### Instructions to follow
Set the listing down again in full, word for word, with the pictures left out.

Source records:
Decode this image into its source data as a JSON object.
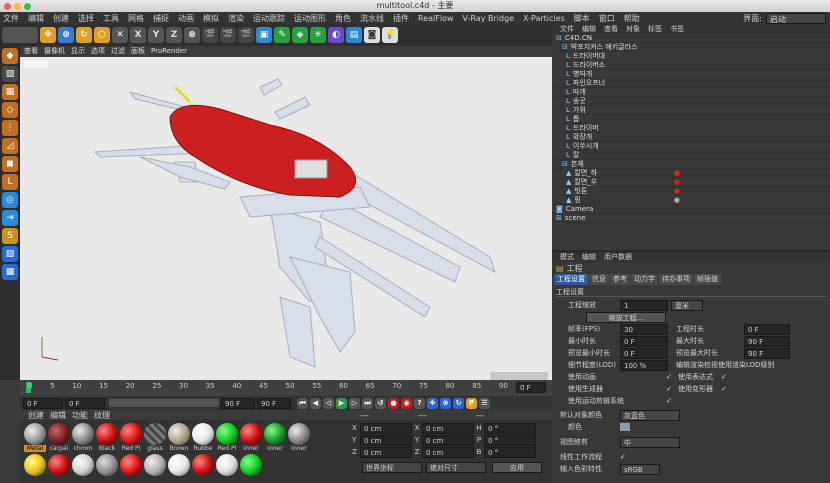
{
  "window": {
    "title": "multitool.c4d - 主要"
  },
  "menubar": [
    "文件",
    "编辑",
    "创建",
    "选择",
    "工具",
    "网格",
    "捕捉",
    "动画",
    "模拟",
    "渲染",
    "运动跟踪",
    "运动图形",
    "角色",
    "流水线",
    "插件",
    "RealFlow",
    "V-Ray Bridge",
    "X-Particles",
    "脚本",
    "窗口",
    "帮助"
  ],
  "interface": {
    "label": "界面:",
    "value": "启动"
  },
  "toolbar": {
    "x": "X",
    "y": "Y",
    "z": "Z"
  },
  "viewport": {
    "menu": [
      "查看",
      "摄像机",
      "显示",
      "选项",
      "过滤",
      "面板",
      "ProRender"
    ]
  },
  "timeline": {
    "ticks": [
      "0",
      "5",
      "10",
      "15",
      "20",
      "25",
      "30",
      "35",
      "40",
      "45",
      "50",
      "55",
      "60",
      "65",
      "70",
      "75",
      "80",
      "85",
      "90"
    ],
    "frame_display": "0 F"
  },
  "transport": {
    "start": "0 F",
    "current": "0 F",
    "end_a": "90 F",
    "end_b": "90 F"
  },
  "materials": {
    "menu": [
      "创建",
      "编辑",
      "功能",
      "纹理"
    ],
    "items": [
      {
        "name": "Metal",
        "color": "#9a9a9a"
      },
      {
        "name": "carpai",
        "color": "#7a2020"
      },
      {
        "name": "chrom",
        "color": "#8a8a8a"
      },
      {
        "name": "Black",
        "color": "#cc1010"
      },
      {
        "name": "Red Pl",
        "color": "#dd1515"
      },
      {
        "name": "glass",
        "color": "#5a5a5a"
      },
      {
        "name": "Brown",
        "color": "#b0a48a"
      },
      {
        "name": "Rubbe",
        "color": "#e8e8e8"
      },
      {
        "name": "Red Pl",
        "color": "#11cc22"
      },
      {
        "name": "inner",
        "color": "#cc1010"
      },
      {
        "name": "inner",
        "color": "#1a9a2a"
      },
      {
        "name": "inner",
        "color": "#8a8a8a"
      }
    ],
    "row2": [
      "#e8c020",
      "#cc1010",
      "#d0d0d0",
      "#909090",
      "#dd1515",
      "#b0b0b0",
      "#e8e8e8",
      "#cc1010",
      "#ddd",
      "#11cc22"
    ]
  },
  "coords": {
    "labels": [
      "---",
      "---",
      "---"
    ],
    "rows": [
      {
        "a": "X",
        "av": "0 cm",
        "b": "X",
        "bv": "0 cm",
        "c": "H",
        "cv": "0 °"
      },
      {
        "a": "Y",
        "av": "0 cm",
        "b": "Y",
        "bv": "0 cm",
        "c": "P",
        "cv": "0 °"
      },
      {
        "a": "Z",
        "av": "0 cm",
        "b": "Z",
        "bv": "0 cm",
        "c": "B",
        "cv": "0 °"
      }
    ],
    "mode": "世界坐标",
    "scale": "绝对尺寸",
    "apply": "应用"
  },
  "objects": {
    "tabs": [
      "文件",
      "编辑",
      "查看",
      "对象",
      "标签",
      "书签"
    ],
    "items": [
      "C4D.CN",
      "박포지커스 에키글라스",
      "드라이버대",
      "드라이버소",
      "병따개",
      "파인오프너",
      "따개",
      "송곳",
      "가위",
      "톱",
      "드라이버",
      "확장개",
      "이쑤시개",
      "칼",
      "본체",
      "칼면_하",
      "칼면_우",
      "빗톤",
      "핑",
      "Camera",
      "scene"
    ]
  },
  "attributes": {
    "menu": [
      "模式",
      "编辑",
      "用户数据"
    ],
    "section": "工程",
    "tabs": [
      "工程设置",
      "信息",
      "参考",
      "动力学",
      "待办事项",
      "帧插值"
    ],
    "group": "工程设置",
    "scale_label": "工程缩放",
    "scale_value": "1",
    "scale_unit": "厘米",
    "scale_btn": "缩放工程...",
    "fps_label": "帧率(FPS)",
    "fps_value": "30",
    "proj_time_label": "工程时长",
    "proj_time_value": "0 F",
    "min_label": "最小时长",
    "min_value": "0 F",
    "max_label": "最大时长",
    "max_value": "90 F",
    "pmin_label": "预览最小时长",
    "pmin_value": "0 F",
    "pmax_label": "预览最大时长",
    "pmax_value": "90 F",
    "lod_label": "细节程度(LOD)",
    "lod_value": "100 %",
    "lod_render": "编辑渲染检视使用渲染LOD级别",
    "checks": [
      "使用动画",
      "使用表达式",
      "使用生成器",
      "使用变形器",
      "使用运动剪辑系统"
    ],
    "default_color_label": "默认对象颜色",
    "default_color_value": "灰蓝色",
    "color_label": "颜色",
    "view_clip_label": "视图修剪",
    "view_clip_value": "中",
    "linear_label": "线性工作流程",
    "input_color_label": "输入色彩特性",
    "input_color_value": "sRGB"
  }
}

### Output for this task
Decode this image into its source data as a JSON object.
{
  "window": {
    "title": "multitool.c4d - 主要"
  },
  "menubar": [
    "文件",
    "编辑",
    "创建",
    "选择",
    "工具",
    "网格",
    "捕捉",
    "动画",
    "模拟",
    "渲染",
    "运动跟踪",
    "运动图形",
    "角色",
    "流水线",
    "插件",
    "RealFlow",
    "V-Ray Bridge",
    "X-Particles",
    "脚本",
    "窗口",
    "帮助"
  ],
  "interface": {
    "label": "界面:",
    "value": "启动"
  },
  "toolbar": {
    "x": "X",
    "y": "Y",
    "z": "Z"
  },
  "viewport": {
    "menu": [
      "查看",
      "摄像机",
      "显示",
      "选项",
      "过滤",
      "面板",
      "ProRender"
    ]
  },
  "timeline": {
    "ticks": [
      "0",
      "5",
      "10",
      "15",
      "20",
      "25",
      "30",
      "35",
      "40",
      "45",
      "50",
      "55",
      "60",
      "65",
      "70",
      "75",
      "80",
      "85",
      "90"
    ],
    "frame_display": "0 F"
  },
  "transport": {
    "start": "0 F",
    "current": "0 F",
    "end_a": "90 F",
    "end_b": "90 F"
  },
  "materials": {
    "menu": [
      "创建",
      "编辑",
      "功能",
      "纹理"
    ],
    "items": [
      {
        "name": "Metal",
        "color": "#9a9a9a"
      },
      {
        "name": "carpai",
        "color": "#7a2020"
      },
      {
        "name": "chrom",
        "color": "#8a8a8a"
      },
      {
        "name": "Black",
        "color": "#cc1010"
      },
      {
        "name": "Red Pl",
        "color": "#dd1515"
      },
      {
        "name": "glass",
        "color": "#5a5a5a"
      },
      {
        "name": "Brown",
        "color": "#b0a48a"
      },
      {
        "name": "Rubbe",
        "color": "#e8e8e8"
      },
      {
        "name": "Red Pl",
        "color": "#11cc22"
      },
      {
        "name": "inner",
        "color": "#cc1010"
      },
      {
        "name": "inner",
        "color": "#1a9a2a"
      },
      {
        "name": "inner",
        "color": "#8a8a8a"
      }
    ],
    "row2": [
      "#e8c020",
      "#cc1010",
      "#d0d0d0",
      "#909090",
      "#dd1515",
      "#b0b0b0",
      "#e8e8e8",
      "#cc1010",
      "#ddd",
      "#11cc22"
    ]
  },
  "coords": {
    "labels": [
      "---",
      "---",
      "---"
    ],
    "rows": [
      {
        "a": "X",
        "av": "0 cm",
        "b": "X",
        "bv": "0 cm",
        "c": "H",
        "cv": "0 °"
      },
      {
        "a": "Y",
        "av": "0 cm",
        "b": "Y",
        "bv": "0 cm",
        "c": "P",
        "cv": "0 °"
      },
      {
        "a": "Z",
        "av": "0 cm",
        "b": "Z",
        "bv": "0 cm",
        "c": "B",
        "cv": "0 °"
      }
    ],
    "mode": "世界坐标",
    "scale": "绝对尺寸",
    "apply": "应用"
  },
  "objects": {
    "tabs": [
      "文件",
      "编辑",
      "查看",
      "对象",
      "标签",
      "书签"
    ],
    "items": [
      "C4D.CN",
      "박포지커스 에키글라스",
      "드라이버대",
      "드라이버소",
      "병따개",
      "파인오프너",
      "따개",
      "송곳",
      "가위",
      "톱",
      "드라이버",
      "확장개",
      "이쑤시개",
      "칼",
      "본체",
      "칼면_하",
      "칼면_우",
      "빗톤",
      "핑",
      "Camera",
      "scene"
    ]
  },
  "attributes": {
    "menu": [
      "模式",
      "编辑",
      "用户数据"
    ],
    "section": "工程",
    "tabs": [
      "工程设置",
      "信息",
      "参考",
      "动力学",
      "待办事项",
      "帧插值"
    ],
    "group": "工程设置",
    "scale_label": "工程缩放",
    "scale_value": "1",
    "scale_unit": "厘米",
    "scale_btn": "缩放工程...",
    "fps_label": "帧率(FPS)",
    "fps_value": "30",
    "proj_time_label": "工程时长",
    "proj_time_value": "0 F",
    "min_label": "最小时长",
    "min_value": "0 F",
    "max_label": "最大时长",
    "max_value": "90 F",
    "pmin_label": "预览最小时长",
    "pmin_value": "0 F",
    "pmax_label": "预览最大时长",
    "pmax_value": "90 F",
    "lod_label": "细节程度(LOD)",
    "lod_value": "100 %",
    "lod_render": "编辑渲染检视使用渲染LOD级别",
    "checks": [
      "使用动画",
      "使用表达式",
      "使用生成器",
      "使用变形器",
      "使用运动剪辑系统"
    ],
    "default_color_label": "默认对象颜色",
    "default_color_value": "灰蓝色",
    "color_label": "颜色",
    "view_clip_label": "视图修剪",
    "view_clip_value": "中",
    "linear_label": "线性工作流程",
    "input_color_label": "输入色彩特性",
    "input_color_value": "sRGB"
  }
}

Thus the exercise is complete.